** Start Supplied entries **

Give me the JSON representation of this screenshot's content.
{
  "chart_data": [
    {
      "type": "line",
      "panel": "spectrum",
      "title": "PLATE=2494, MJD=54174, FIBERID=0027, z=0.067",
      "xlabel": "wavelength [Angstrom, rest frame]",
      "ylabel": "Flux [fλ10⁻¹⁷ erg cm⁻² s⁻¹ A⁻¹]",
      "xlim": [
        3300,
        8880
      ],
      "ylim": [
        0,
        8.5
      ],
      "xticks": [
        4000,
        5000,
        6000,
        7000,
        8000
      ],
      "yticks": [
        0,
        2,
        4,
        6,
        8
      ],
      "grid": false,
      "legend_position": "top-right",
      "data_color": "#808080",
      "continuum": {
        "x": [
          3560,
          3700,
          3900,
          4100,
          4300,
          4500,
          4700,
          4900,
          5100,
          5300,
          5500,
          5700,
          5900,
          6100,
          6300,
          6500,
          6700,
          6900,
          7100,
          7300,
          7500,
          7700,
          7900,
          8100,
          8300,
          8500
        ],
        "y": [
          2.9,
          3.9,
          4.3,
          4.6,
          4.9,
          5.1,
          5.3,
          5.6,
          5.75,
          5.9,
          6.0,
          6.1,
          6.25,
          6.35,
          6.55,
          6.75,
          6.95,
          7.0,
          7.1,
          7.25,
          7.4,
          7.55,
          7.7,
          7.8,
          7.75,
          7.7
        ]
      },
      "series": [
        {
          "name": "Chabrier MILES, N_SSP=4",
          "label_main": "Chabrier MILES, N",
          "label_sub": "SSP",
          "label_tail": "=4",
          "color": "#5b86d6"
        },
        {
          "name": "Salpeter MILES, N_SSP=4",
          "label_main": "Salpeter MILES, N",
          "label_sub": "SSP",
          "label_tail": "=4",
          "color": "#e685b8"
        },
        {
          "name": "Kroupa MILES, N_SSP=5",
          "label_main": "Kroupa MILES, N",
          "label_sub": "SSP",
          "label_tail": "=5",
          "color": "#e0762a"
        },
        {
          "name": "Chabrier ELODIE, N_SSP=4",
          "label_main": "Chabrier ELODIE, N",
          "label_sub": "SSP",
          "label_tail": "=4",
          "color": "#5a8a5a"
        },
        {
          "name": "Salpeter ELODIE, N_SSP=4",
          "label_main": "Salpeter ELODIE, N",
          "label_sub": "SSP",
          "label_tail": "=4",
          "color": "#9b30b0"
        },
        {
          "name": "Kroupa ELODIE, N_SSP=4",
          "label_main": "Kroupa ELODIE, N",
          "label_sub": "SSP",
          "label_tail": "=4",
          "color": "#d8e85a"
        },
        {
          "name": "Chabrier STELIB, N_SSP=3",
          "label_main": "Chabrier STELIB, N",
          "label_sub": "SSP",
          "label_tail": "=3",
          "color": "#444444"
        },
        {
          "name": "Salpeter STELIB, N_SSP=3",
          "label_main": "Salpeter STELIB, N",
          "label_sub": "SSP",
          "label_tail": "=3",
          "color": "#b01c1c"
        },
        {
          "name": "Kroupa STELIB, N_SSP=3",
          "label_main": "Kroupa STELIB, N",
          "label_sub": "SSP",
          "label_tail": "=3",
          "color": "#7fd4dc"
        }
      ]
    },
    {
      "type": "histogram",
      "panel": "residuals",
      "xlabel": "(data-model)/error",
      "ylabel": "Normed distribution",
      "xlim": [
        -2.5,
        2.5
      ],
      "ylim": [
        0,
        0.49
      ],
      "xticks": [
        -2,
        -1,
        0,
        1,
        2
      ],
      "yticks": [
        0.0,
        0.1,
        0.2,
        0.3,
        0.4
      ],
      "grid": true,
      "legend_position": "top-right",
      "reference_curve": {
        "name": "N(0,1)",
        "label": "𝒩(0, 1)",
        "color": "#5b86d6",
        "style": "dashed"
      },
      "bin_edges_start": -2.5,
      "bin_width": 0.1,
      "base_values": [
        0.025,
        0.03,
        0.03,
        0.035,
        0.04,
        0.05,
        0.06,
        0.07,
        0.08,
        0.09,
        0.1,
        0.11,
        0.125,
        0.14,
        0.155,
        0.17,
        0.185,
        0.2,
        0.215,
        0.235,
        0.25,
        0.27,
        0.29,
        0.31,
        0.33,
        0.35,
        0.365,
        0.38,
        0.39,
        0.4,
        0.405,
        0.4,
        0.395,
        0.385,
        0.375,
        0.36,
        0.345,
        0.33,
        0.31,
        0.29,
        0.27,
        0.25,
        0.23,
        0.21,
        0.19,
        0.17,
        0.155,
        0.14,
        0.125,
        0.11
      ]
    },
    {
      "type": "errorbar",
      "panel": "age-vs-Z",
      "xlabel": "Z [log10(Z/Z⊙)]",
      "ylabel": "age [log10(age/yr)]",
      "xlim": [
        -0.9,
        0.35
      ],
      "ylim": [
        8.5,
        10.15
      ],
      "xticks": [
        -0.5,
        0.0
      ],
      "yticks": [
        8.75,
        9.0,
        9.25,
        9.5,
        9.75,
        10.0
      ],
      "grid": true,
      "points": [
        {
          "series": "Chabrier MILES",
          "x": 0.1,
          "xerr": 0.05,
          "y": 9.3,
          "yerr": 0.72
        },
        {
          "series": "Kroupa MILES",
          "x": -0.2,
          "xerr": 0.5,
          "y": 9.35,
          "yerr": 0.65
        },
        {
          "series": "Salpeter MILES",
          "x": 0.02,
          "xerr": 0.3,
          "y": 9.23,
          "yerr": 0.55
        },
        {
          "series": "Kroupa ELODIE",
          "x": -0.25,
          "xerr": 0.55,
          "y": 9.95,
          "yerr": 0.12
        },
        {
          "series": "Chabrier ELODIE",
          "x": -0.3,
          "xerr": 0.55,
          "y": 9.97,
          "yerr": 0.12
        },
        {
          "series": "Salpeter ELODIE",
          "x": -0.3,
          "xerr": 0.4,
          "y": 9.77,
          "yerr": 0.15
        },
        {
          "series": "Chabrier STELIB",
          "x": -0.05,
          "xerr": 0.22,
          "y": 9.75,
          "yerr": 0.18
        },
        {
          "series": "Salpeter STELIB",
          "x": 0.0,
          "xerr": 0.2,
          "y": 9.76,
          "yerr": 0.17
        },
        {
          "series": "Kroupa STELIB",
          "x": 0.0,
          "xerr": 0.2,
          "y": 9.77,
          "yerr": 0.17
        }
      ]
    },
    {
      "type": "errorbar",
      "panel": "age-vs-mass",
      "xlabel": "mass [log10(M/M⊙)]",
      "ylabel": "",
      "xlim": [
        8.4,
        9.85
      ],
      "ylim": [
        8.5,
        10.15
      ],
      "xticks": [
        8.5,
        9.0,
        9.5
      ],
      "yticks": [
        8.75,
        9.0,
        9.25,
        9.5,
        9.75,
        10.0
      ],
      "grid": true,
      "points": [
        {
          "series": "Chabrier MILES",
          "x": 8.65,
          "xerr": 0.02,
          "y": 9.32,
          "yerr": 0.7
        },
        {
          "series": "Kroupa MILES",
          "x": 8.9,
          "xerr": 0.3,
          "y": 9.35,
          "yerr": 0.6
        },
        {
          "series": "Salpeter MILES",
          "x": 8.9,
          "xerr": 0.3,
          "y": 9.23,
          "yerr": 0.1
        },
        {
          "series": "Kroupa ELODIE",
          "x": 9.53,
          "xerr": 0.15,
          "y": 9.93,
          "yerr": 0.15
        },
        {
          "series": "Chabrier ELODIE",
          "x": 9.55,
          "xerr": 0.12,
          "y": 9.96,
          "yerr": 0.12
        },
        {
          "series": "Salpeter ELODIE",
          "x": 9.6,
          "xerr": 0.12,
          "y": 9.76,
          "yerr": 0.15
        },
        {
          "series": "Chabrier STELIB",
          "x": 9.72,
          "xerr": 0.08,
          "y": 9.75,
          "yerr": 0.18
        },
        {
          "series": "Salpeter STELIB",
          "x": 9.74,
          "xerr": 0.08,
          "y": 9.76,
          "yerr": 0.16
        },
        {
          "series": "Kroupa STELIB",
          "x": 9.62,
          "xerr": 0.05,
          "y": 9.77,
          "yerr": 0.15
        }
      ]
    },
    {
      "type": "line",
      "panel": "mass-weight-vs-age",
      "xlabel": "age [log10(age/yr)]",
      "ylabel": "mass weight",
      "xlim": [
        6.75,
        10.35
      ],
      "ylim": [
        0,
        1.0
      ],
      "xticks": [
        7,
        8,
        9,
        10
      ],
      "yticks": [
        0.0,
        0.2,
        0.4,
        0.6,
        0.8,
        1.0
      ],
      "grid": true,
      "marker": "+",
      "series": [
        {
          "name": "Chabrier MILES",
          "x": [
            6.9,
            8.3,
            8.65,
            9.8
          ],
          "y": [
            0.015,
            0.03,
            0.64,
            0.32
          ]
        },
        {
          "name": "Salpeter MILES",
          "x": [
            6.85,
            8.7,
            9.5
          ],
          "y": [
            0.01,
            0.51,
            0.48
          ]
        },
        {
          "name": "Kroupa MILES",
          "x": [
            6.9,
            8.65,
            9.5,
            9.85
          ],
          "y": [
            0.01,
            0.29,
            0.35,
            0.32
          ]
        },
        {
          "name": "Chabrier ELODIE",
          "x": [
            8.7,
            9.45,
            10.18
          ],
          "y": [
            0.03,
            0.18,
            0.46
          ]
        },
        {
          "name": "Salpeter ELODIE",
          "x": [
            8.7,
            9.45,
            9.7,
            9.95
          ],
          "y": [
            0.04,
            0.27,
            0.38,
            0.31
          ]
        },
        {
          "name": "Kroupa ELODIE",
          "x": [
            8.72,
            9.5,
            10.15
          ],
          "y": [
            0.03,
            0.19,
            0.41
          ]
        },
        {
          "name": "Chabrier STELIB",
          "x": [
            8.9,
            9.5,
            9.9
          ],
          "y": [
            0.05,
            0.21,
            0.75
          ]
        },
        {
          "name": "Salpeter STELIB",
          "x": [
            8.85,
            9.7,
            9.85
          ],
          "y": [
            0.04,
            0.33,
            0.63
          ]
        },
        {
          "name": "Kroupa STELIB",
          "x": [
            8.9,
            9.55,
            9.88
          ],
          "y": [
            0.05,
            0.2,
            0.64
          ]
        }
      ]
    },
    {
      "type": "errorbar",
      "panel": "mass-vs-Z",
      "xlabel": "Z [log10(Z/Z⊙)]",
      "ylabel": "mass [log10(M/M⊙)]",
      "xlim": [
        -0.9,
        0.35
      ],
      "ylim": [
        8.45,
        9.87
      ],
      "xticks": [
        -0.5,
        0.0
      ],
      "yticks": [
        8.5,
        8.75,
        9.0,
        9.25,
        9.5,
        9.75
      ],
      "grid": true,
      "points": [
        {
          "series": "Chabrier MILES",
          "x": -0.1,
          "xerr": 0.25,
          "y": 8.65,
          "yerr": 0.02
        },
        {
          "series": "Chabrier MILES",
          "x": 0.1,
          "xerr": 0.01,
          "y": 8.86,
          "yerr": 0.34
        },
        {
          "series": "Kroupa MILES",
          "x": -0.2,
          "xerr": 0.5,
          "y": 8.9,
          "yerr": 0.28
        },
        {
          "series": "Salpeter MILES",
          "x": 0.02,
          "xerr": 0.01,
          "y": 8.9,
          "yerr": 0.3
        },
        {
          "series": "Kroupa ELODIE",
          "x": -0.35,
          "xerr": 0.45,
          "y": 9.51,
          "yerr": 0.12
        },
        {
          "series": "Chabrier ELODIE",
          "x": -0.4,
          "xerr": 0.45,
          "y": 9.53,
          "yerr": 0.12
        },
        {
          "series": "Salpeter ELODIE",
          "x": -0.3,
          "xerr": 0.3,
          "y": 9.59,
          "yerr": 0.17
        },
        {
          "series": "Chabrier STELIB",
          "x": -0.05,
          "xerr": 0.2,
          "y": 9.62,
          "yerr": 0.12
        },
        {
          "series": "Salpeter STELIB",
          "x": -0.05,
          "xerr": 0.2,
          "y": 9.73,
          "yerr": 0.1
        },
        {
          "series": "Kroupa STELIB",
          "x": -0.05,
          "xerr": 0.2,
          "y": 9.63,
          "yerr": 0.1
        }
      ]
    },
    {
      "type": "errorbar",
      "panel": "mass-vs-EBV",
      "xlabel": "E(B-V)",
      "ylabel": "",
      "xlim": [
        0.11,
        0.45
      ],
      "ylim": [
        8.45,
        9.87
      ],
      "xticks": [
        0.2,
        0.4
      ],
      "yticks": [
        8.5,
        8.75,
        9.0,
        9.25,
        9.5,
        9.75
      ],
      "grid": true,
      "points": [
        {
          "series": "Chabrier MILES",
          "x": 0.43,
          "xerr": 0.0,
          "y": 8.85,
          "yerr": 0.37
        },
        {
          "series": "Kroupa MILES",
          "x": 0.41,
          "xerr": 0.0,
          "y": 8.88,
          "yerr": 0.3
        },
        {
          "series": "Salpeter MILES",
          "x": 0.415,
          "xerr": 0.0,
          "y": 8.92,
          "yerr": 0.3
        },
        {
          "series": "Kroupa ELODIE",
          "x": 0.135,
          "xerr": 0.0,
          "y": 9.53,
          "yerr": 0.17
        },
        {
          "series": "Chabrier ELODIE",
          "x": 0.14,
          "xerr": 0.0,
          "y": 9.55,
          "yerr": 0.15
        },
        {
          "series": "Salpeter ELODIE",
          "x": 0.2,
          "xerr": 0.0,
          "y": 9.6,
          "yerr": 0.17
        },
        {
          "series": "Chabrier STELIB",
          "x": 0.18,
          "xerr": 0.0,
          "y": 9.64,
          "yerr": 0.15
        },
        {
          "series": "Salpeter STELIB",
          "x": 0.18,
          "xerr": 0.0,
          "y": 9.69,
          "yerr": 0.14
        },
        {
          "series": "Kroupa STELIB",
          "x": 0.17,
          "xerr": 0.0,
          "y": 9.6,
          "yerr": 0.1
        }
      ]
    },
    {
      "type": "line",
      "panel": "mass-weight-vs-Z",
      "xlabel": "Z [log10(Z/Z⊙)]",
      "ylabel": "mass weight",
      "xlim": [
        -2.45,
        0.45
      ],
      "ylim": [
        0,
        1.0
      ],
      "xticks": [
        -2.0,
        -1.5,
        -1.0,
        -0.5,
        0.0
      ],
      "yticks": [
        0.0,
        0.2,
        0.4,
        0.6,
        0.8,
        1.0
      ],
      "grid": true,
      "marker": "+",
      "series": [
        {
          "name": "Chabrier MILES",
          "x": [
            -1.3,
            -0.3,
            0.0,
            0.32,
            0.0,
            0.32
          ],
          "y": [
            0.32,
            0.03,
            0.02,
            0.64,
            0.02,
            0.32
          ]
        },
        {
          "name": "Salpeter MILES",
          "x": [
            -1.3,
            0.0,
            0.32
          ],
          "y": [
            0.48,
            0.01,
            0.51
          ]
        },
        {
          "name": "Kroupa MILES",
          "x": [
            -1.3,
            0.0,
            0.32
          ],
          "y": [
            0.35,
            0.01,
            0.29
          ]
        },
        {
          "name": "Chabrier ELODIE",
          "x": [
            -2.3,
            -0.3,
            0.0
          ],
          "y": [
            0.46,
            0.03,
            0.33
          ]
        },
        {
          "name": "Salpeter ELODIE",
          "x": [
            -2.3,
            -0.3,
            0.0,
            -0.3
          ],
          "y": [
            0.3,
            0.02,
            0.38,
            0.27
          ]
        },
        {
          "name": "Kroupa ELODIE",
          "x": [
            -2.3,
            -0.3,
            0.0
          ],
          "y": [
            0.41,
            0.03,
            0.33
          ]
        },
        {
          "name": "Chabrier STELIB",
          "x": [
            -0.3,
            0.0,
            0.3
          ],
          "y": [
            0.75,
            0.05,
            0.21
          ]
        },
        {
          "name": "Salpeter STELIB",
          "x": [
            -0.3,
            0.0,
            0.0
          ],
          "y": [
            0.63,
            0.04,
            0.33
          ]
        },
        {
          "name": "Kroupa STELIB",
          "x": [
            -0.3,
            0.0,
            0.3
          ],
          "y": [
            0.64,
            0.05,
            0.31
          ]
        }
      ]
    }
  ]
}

** End Supplied entries **

Where a line above contains the string "weight", copy that line.

* Result *
      "panel": "mass-weight-vs-age",
      "ylabel": "mass weight",
      "panel": "mass-weight-vs-Z",
      "ylabel": "mass weight",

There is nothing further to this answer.